Pull out every line below containing the word "Temp".

* Start *

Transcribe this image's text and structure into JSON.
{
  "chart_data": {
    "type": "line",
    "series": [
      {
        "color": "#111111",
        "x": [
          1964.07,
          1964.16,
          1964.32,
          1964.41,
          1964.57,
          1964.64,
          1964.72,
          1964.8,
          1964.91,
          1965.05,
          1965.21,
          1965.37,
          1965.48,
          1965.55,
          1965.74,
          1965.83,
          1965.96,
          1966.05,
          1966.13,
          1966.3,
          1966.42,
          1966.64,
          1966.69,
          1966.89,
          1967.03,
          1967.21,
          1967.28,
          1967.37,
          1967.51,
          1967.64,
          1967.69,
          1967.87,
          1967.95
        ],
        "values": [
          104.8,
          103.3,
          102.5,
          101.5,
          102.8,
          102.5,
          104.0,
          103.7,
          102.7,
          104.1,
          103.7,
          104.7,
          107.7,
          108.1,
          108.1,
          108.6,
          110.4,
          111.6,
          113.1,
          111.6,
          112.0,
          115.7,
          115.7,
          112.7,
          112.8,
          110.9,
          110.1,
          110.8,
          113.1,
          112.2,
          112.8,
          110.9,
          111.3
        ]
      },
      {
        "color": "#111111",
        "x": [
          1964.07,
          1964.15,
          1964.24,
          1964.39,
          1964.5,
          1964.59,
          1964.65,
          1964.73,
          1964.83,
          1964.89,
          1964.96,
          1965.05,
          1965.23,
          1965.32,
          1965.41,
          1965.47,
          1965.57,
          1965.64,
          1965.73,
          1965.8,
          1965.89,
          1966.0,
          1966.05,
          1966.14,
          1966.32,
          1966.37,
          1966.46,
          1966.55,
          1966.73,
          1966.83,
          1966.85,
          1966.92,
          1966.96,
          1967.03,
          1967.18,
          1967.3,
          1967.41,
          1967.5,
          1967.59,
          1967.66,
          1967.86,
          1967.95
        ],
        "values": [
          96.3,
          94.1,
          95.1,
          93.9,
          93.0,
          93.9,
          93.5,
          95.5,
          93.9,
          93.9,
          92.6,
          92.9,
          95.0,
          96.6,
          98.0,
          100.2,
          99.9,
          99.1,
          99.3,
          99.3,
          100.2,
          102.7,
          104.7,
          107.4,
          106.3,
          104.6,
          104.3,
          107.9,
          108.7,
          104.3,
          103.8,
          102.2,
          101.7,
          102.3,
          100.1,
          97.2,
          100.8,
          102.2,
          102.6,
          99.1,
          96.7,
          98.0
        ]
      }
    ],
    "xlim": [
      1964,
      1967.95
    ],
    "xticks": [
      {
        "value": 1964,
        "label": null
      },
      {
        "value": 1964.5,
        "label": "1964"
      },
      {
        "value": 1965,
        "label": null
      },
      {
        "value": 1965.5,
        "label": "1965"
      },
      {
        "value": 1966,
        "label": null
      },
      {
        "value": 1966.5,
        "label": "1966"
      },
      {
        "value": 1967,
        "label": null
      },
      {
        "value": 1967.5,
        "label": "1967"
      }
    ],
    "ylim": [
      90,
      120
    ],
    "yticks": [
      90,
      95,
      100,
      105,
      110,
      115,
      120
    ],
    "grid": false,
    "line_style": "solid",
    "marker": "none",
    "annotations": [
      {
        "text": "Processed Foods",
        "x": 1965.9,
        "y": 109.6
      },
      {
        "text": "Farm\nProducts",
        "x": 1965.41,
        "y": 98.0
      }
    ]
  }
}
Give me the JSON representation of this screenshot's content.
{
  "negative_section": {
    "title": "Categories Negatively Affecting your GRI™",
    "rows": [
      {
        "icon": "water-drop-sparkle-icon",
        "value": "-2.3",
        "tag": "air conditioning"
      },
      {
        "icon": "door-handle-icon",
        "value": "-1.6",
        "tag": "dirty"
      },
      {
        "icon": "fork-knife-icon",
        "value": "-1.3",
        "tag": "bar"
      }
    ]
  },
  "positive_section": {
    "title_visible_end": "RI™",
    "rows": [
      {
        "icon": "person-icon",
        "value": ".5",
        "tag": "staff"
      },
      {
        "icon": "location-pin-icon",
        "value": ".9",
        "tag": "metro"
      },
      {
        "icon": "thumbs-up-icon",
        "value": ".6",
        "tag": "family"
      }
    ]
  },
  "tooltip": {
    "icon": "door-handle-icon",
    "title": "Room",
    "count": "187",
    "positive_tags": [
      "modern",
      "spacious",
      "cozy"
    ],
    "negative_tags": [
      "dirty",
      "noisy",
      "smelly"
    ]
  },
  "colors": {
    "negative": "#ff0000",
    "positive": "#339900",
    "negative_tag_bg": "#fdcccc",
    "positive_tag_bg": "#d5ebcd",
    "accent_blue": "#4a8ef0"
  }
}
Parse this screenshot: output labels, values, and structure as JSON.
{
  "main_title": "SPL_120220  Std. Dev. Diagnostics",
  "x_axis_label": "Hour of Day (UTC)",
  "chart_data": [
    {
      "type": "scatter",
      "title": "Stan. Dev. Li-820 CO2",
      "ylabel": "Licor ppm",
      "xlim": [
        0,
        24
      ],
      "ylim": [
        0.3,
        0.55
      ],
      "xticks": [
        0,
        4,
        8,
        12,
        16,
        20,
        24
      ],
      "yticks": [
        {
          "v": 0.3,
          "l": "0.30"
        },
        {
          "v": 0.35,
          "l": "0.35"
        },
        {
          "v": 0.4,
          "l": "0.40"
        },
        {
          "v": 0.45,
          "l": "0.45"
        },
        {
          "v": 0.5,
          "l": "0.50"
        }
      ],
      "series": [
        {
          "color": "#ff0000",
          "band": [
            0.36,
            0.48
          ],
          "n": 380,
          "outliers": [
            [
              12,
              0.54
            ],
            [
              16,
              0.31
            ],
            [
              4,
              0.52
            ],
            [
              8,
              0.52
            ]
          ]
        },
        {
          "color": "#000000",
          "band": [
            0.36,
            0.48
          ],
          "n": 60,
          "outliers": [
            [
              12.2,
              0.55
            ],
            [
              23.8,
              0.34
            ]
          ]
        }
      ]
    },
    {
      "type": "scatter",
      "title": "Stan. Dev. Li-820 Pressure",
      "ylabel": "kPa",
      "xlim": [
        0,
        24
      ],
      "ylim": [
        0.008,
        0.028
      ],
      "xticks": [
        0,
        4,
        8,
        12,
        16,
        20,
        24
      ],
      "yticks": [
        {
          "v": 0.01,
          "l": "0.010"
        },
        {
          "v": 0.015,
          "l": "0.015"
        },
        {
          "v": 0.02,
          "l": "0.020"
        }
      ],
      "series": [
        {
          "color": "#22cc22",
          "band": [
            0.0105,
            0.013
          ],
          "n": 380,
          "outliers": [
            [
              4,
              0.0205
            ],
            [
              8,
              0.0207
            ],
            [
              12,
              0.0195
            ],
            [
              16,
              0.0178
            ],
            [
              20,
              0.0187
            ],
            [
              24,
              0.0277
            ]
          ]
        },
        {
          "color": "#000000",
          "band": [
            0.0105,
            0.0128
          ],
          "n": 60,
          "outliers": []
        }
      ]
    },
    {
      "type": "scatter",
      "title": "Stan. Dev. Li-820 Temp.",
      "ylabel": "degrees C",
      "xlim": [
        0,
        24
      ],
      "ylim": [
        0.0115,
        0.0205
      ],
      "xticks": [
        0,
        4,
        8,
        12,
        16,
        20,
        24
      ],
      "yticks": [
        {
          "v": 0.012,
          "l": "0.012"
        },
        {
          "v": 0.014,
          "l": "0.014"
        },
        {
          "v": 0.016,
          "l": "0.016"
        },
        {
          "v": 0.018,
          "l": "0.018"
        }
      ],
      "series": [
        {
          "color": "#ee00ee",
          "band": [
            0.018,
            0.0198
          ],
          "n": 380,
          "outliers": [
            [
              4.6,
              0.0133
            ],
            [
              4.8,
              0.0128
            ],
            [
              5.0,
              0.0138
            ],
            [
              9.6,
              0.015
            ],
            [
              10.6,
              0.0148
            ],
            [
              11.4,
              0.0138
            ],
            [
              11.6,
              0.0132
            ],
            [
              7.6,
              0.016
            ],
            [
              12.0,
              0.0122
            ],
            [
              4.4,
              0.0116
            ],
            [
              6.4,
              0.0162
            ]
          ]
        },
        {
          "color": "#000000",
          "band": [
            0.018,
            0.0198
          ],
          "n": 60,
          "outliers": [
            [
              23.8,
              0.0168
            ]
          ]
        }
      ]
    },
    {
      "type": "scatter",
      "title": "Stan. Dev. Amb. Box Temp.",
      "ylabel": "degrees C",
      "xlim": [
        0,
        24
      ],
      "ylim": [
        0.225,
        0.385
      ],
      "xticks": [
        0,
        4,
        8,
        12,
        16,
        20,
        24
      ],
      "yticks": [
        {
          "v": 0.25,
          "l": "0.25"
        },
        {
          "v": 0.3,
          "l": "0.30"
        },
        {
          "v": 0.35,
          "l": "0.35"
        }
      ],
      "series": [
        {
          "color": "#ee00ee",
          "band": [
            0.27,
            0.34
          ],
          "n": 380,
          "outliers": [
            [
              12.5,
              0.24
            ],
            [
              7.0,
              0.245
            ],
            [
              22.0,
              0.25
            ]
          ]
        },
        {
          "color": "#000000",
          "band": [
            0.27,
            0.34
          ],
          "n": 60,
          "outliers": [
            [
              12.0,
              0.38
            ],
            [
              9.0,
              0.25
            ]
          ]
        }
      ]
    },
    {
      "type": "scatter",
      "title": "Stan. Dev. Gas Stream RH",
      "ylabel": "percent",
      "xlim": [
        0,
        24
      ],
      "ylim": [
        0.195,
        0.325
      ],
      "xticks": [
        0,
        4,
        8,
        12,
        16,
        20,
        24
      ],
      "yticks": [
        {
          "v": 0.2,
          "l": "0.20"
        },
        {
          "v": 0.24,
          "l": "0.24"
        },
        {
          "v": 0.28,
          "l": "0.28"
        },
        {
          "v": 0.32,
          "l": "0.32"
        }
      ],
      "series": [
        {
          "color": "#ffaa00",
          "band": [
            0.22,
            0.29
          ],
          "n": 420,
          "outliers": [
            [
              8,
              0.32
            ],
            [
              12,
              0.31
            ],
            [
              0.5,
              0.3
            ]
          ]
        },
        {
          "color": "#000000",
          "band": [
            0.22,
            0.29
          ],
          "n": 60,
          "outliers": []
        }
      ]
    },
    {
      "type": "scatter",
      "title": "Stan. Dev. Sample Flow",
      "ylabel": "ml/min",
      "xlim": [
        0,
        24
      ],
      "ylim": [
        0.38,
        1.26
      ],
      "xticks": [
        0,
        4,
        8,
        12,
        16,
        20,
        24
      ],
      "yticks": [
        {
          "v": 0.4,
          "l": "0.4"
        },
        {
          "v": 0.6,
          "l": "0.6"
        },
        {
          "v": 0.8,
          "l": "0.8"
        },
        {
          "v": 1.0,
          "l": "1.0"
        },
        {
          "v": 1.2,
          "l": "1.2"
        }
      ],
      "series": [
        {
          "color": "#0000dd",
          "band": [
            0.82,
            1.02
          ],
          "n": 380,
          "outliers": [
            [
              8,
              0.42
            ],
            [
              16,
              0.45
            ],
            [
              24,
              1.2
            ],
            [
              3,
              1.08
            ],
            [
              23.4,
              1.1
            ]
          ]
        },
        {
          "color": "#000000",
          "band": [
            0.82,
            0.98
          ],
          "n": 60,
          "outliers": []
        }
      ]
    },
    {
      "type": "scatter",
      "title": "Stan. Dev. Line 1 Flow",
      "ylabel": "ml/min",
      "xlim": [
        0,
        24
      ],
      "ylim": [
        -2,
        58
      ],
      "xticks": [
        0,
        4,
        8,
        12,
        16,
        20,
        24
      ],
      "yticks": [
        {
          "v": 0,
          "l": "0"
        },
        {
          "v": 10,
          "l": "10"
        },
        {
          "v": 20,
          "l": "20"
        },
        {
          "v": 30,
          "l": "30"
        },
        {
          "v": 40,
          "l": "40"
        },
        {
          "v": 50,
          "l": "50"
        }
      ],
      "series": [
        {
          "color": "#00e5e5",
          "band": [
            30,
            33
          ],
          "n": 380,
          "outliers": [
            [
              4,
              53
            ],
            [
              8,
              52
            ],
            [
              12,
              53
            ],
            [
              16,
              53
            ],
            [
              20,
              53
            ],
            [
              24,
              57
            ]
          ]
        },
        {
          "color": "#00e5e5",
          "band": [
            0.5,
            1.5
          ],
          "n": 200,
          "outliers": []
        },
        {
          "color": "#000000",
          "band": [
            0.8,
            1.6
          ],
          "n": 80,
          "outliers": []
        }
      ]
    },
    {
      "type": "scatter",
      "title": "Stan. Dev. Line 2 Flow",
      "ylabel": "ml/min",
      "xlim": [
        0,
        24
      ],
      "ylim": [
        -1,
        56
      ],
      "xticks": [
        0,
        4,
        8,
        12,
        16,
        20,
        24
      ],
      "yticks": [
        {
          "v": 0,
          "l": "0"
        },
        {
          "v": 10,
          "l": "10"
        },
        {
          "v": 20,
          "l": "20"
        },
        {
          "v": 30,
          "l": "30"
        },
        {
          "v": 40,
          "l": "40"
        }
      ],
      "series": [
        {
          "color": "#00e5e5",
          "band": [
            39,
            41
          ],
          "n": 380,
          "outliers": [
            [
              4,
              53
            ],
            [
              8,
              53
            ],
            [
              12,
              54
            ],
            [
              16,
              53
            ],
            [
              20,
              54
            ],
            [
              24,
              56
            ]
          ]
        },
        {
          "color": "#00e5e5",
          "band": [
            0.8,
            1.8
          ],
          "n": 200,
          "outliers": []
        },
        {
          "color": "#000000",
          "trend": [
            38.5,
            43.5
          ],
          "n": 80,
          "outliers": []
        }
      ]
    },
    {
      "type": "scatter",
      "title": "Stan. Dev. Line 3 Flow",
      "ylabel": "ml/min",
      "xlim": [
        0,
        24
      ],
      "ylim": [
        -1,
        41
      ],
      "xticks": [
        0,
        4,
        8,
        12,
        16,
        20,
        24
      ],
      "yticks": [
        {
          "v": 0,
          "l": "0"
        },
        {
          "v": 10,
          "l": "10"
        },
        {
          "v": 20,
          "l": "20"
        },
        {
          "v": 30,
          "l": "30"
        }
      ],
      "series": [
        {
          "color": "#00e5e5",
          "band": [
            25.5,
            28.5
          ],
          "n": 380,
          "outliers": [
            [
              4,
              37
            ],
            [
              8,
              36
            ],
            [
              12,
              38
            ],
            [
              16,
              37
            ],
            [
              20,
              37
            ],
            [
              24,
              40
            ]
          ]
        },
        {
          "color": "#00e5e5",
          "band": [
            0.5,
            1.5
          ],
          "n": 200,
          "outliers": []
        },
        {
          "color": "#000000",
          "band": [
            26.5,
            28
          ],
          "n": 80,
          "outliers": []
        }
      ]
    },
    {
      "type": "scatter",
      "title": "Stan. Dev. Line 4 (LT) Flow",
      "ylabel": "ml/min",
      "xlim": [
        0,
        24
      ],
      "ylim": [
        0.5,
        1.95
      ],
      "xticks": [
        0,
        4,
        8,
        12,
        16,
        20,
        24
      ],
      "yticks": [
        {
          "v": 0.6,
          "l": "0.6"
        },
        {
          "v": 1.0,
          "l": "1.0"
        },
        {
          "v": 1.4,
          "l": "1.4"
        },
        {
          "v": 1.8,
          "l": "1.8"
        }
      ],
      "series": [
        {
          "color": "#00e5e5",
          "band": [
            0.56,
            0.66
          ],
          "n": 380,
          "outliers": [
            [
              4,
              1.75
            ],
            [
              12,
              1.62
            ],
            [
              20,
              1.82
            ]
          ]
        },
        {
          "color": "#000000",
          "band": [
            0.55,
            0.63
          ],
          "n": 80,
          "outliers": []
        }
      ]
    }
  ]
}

* End *

* [SOLUTION TO THIS TASK]
      "title": "Stan. Dev. Li-820 Temp.",
      "title": "Stan. Dev. Amb. Box Temp.",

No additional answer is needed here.